Reproduce the items below, substituting "kuma.io/region" for every occurrence of "kuma.io/zone" and keeping everything else unchanged.

(Labeled box records):

---

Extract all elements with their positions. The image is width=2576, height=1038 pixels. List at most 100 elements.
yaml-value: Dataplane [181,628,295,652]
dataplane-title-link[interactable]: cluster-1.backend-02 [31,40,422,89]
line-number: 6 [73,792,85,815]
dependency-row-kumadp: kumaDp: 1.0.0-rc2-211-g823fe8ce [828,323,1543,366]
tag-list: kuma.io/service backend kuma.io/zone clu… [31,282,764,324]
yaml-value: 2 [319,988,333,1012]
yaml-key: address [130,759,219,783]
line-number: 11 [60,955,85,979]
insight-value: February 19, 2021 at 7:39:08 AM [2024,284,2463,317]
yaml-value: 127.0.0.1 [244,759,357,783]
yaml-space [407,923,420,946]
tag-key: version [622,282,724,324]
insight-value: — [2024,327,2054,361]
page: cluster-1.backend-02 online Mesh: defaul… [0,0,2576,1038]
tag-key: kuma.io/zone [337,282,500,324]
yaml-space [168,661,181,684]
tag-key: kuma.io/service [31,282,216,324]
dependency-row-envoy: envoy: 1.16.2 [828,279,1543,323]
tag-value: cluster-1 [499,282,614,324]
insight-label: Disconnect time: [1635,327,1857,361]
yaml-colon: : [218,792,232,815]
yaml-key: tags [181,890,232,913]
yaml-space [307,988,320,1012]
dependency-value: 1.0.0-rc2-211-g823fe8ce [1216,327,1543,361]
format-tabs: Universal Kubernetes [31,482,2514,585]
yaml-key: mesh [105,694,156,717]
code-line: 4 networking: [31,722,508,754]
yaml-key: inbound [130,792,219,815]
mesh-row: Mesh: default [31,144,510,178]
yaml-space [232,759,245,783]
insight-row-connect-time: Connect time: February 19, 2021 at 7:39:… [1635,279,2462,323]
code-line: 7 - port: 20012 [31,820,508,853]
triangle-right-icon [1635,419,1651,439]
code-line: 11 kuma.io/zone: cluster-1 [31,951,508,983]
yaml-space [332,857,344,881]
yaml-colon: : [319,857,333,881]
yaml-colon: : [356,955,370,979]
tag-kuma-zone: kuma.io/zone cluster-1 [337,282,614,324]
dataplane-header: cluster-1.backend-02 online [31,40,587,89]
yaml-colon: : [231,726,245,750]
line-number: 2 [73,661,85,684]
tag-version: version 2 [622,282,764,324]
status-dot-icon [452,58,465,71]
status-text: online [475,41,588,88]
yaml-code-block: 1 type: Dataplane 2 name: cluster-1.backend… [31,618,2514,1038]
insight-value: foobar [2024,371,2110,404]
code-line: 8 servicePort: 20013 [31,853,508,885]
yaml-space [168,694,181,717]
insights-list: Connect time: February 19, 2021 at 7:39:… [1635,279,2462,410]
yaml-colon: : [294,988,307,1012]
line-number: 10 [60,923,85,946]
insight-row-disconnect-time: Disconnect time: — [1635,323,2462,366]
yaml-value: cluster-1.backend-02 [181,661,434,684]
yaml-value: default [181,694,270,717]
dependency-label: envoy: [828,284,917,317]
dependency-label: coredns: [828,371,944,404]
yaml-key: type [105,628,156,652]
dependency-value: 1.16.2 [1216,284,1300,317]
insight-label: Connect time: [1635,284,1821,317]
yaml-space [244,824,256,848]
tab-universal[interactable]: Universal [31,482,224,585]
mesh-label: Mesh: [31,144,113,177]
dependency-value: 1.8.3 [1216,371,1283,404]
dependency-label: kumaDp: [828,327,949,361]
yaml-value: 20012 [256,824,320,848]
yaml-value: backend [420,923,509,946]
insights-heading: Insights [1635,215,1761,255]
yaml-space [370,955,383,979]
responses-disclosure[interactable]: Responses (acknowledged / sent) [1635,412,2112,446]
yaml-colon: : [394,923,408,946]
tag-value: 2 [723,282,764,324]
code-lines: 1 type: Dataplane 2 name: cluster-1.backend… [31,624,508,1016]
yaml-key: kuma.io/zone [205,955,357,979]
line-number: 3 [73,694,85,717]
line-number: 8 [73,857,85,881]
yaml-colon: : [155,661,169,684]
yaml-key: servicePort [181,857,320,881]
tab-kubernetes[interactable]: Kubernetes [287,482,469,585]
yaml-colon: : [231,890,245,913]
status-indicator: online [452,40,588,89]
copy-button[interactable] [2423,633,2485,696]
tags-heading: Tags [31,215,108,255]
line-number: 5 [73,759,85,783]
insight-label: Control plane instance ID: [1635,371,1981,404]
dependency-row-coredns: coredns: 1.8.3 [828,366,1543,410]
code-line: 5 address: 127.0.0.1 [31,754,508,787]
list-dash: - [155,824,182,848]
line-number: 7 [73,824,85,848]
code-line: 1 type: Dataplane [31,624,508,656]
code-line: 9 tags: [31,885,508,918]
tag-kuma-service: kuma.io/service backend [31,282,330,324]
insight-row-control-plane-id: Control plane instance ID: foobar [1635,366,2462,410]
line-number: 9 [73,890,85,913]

---

(FINISHED ANSWER):
Extract all elements with their positions. The image is width=2576, height=1038 pixels. List at most 100 elements.
yaml-value: Dataplane [181,628,295,652]
dataplane-title-link[interactable]: cluster-1.backend-02 [31,40,422,89]
line-number: 6 [73,792,85,815]
dependency-row-kumadp: kumaDp: 1.0.0-rc2-211-g823fe8ce [828,323,1543,366]
tag-list: kuma.io/service backend kuma.io/region clu… [31,282,764,324]
yaml-value: 2 [319,988,333,1012]
yaml-key: address [130,759,219,783]
line-number: 11 [60,955,85,979]
insight-value: February 19, 2021 at 7:39:08 AM [2024,284,2463,317]
yaml-value: 127.0.0.1 [244,759,357,783]
yaml-space [407,923,420,946]
tag-key: version [622,282,724,324]
insight-value: — [2024,327,2054,361]
page: cluster-1.backend-02 online Mesh: defaul… [0,0,2576,1038]
tag-key: kuma.io/region [337,282,500,324]
yaml-space [168,661,181,684]
tag-key: kuma.io/service [31,282,216,324]
dependency-row-envoy: envoy: 1.16.2 [828,279,1543,323]
tag-value: cluster-1 [499,282,614,324]
insight-label: Disconnect time: [1635,327,1857,361]
yaml-colon: : [218,792,232,815]
yaml-key: tags [181,890,232,913]
yaml-space [307,988,320,1012]
dependency-value: 1.0.0-rc2-211-g823fe8ce [1216,327,1543,361]
format-tabs: Universal Kubernetes [31,482,2514,585]
yaml-key: mesh [105,694,156,717]
code-line: 4 networking: [31,722,508,754]
yaml-key: inbound [130,792,219,815]
mesh-row: Mesh: default [31,144,510,178]
yaml-space [232,759,245,783]
insight-row-connect-time: Connect time: February 19, 2021 at 7:39:… [1635,279,2462,323]
code-line: 7 - port: 20012 [31,820,508,853]
triangle-right-icon [1635,419,1651,439]
code-line: 11 kuma.io/region: cluster-1 [31,951,508,983]
yaml-space [332,857,344,881]
yaml-colon: : [319,857,333,881]
yaml-colon: : [356,955,370,979]
tag-kuma-zone: kuma.io/region cluster-1 [337,282,614,324]
dataplane-header: cluster-1.backend-02 online [31,40,587,89]
yaml-colon: : [231,726,245,750]
line-number: 2 [73,661,85,684]
tag-version: version 2 [622,282,764,324]
status-dot-icon [452,58,465,71]
status-text: online [475,41,588,88]
yaml-code-block: 1 type: Dataplane 2 name: cluster-1.backend… [31,618,2514,1038]
insight-value: foobar [2024,371,2110,404]
code-line: 8 servicePort: 20013 [31,853,508,885]
yaml-space [168,694,181,717]
insights-list: Connect time: February 19, 2021 at 7:39:… [1635,279,2462,410]
yaml-colon: : [294,988,307,1012]
line-number: 10 [60,923,85,946]
insight-row-disconnect-time: Disconnect time: — [1635,323,2462,366]
yaml-value: cluster-1.backend-02 [181,661,434,684]
yaml-value: default [181,694,270,717]
dependency-label: envoy: [828,284,917,317]
dependency-label: coredns: [828,371,944,404]
yaml-key: type [105,628,156,652]
dependency-value: 1.16.2 [1216,284,1300,317]
insight-label: Connect time: [1635,284,1821,317]
yaml-space [244,824,256,848]
tab-universal[interactable]: Universal [31,482,224,585]
mesh-label: Mesh: [31,144,113,177]
dependency-value: 1.8.3 [1216,371,1283,404]
dependency-label: kumaDp: [828,327,949,361]
yaml-value: 20012 [256,824,320,848]
yaml-value: backend [420,923,509,946]
insights-heading: Insights [1635,215,1761,255]
yaml-space [370,955,383,979]
responses-disclosure[interactable]: Responses (acknowledged / sent) [1635,412,2112,446]
yaml-colon: : [394,923,408,946]
tag-value: 2 [723,282,764,324]
code-lines: 1 type: Dataplane 2 name: cluster-1.backend… [31,624,508,1016]
yaml-key: kuma.io/region [205,955,357,979]
line-number: 3 [73,694,85,717]
line-number: 8 [73,857,85,881]
yaml-colon: : [155,661,169,684]
yaml-key: servicePort [181,857,320,881]
tab-kubernetes[interactable]: Kubernetes [287,482,469,585]
yaml-colon: : [231,890,245,913]
status-indicator: online [452,40,588,89]
copy-button[interactable] [2423,633,2485,696]
tags-heading: Tags [31,215,108,255]
line-number: 5 [73,759,85,783]
insight-label: Control plane instance ID: [1635,371,1981,404]
dependency-row-coredns: coredns: 1.8.3 [828,366,1543,410]
code-line: 5 address: 127.0.0.1 [31,754,508,787]
list-dash: - [155,824,182,848]
line-number: 7 [73,824,85,848]
code-line: 1 type: Dataplane [31,624,508,656]
code-line: 9 tags: [31,885,508,918]
tag-kuma-service: kuma.io/service backend [31,282,330,324]
insight-row-control-plane-id: Control plane instance ID: foobar [1635,366,2462,410]
line-number: 9 [73,890,85,913]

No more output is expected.